Each line below should be retyped exactly, with no pictures.

--- begin DATA IN THIS EXERCISE ---

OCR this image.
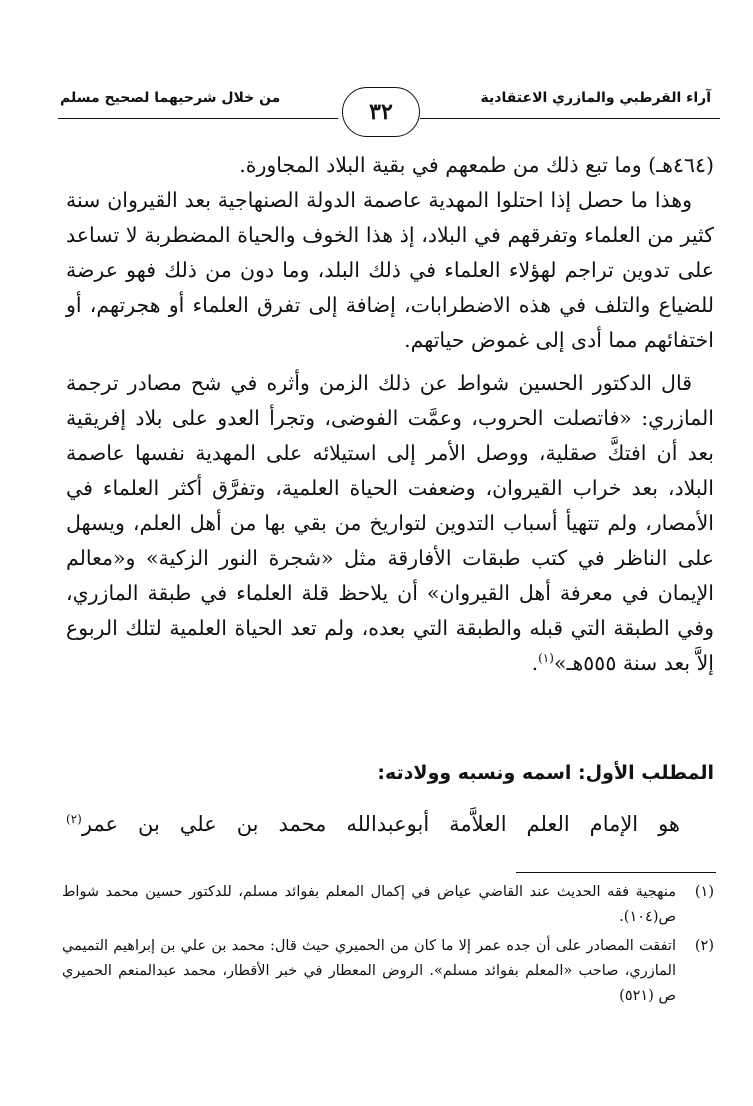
آراء القرطبي والمازري الاعتقادية
من خلال شرحيهما لصحيح مسلم
٣٢

(٤٦٤هـ) وما تبع ذلك من طمعهم في بقية البلاد المجاورة.

وهذا ما حصل إذا احتلوا المهدية عاصمة الدولة الصنهاجية بعد القيروان سنة كثير من العلماء وتفرقهم في البلاد، إذ هذا الخوف والحياة المضطربة لا تساعد على تدوين تراجم لهؤلاء العلماء في ذلك البلد، وما دون من ذلك فهو عرضة للضياع والتلف في هذه الاضطرابات، إضافة إلى تفرق العلماء أو هجرتهم، أو اختفائهم مما أدى إلى غموض حياتهم.

قال الدكتور الحسين شواط عن ذلك الزمن وأثره في شح مصادر ترجمة المازري: «فاتصلت الحروب، وعمَّت الفوضى، وتجرأ العدو على بلاد إفريقية بعد أن افتكَّ صقلية، ووصل الأمر إلى استيلائه على المهدية نفسها عاصمة البلاد، بعد خراب القيروان، وضعفت الحياة العلمية، وتفرَّق أكثر العلماء في الأمصار، ولم تتهيأ أسباب التدوين لتواريخ من بقي بها من أهل العلم، ويسهل على الناظر في كتب طبقات الأفارقة مثل «شجرة النور الزكية» و«معالم الإيمان في معرفة أهل القيروان» أن يلاحظ قلة العلماء في طبقة المازري، وفي الطبقة التي قبله والطبقة التي بعده، ولم تعد الحياة العلمية لتلك الربوع إلاَّ بعد سنة ٥٥٥هـ»$^{(١)}$.

المطلب الأول: اسمه ونسبه وولادته:
هو الإمام العلم العلاَّمة أبوعبدالله محمد بن علي بن عمر$^{(٢)}$
(١)
منهجية فقه الحديث عند القاضي عياض في إكمال المعلم بفوائد مسلم، للدكتور حسين محمد شواط ص(١٠٤).
(٢)
اتفقت المصادر على أن جده عمر إلا ما كان من الحميري حيث قال: محمد بن علي بن إبراهيم التميمي المازري، صاحب «المعلم بفوائد مسلم». الروض المعطار في خبر الأقطار، محمد عبدالمنعم الحميري ص (٥٢١)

--- end DATA IN THIS EXERCISE ---

• OUTPUT BELOW:
OCR this image.
آراء القرطبي والمازري الاعتقادية
من خلال شرحيهما لصحيح مسلم
٣٢

(٤٦٤هـ) وما تبع ذلك من طمعهم في بقية البلاد المجاورة.

وهذا ما حصل إذا احتلوا المهدية عاصمة الدولة الصنهاجية بعد القيروان سنة كثير من العلماء وتفرقهم في البلاد، إذ هذا الخوف والحياة المضطربة لا تساعد على تدوين تراجم لهؤلاء العلماء في ذلك البلد، وما دون من ذلك فهو عرضة للضياع والتلف في هذه الاضطرابات، إضافة إلى تفرق العلماء أو هجرتهم، أو اختفائهم مما أدى إلى غموض حياتهم.

قال الدكتور الحسين شواط عن ذلك الزمن وأثره في شح مصادر ترجمة المازري: «فاتصلت الحروب، وعمَّت الفوضى، وتجرأ العدو على بلاد إفريقية بعد أن افتكَّ صقلية، ووصل الأمر إلى استيلائه على المهدية نفسها عاصمة البلاد، بعد خراب القيروان، وضعفت الحياة العلمية، وتفرَّق أكثر العلماء في الأمصار، ولم تتهيأ أسباب التدوين لتواريخ من بقي بها من أهل العلم، ويسهل على الناظر في كتب طبقات الأفارقة مثل «شجرة النور الزكية» و«معالم الإيمان في معرفة أهل القيروان» أن يلاحظ قلة العلماء في طبقة المازري، وفي الطبقة التي قبله والطبقة التي بعده، ولم تعد الحياة العلمية لتلك الربوع إلاَّ بعد سنة ٥٥٥هـ»$^{(١)}$.

المطلب الأول: اسمه ونسبه وولادته:
هو الإمام العلم العلاَّمة أبوعبدالله محمد بن علي بن عمر$^{(٢)}$
(١)
منهجية فقه الحديث عند القاضي عياض في إكمال المعلم بفوائد مسلم، للدكتور حسين محمد شواط ص(١٠٤).
(٢)
اتفقت المصادر على أن جده عمر إلا ما كان من الحميري حيث قال: محمد بن علي بن إبراهيم التميمي المازري، صاحب «المعلم بفوائد مسلم». الروض المعطار في خبر الأقطار، محمد عبدالمنعم الحميري ص (٥٢١)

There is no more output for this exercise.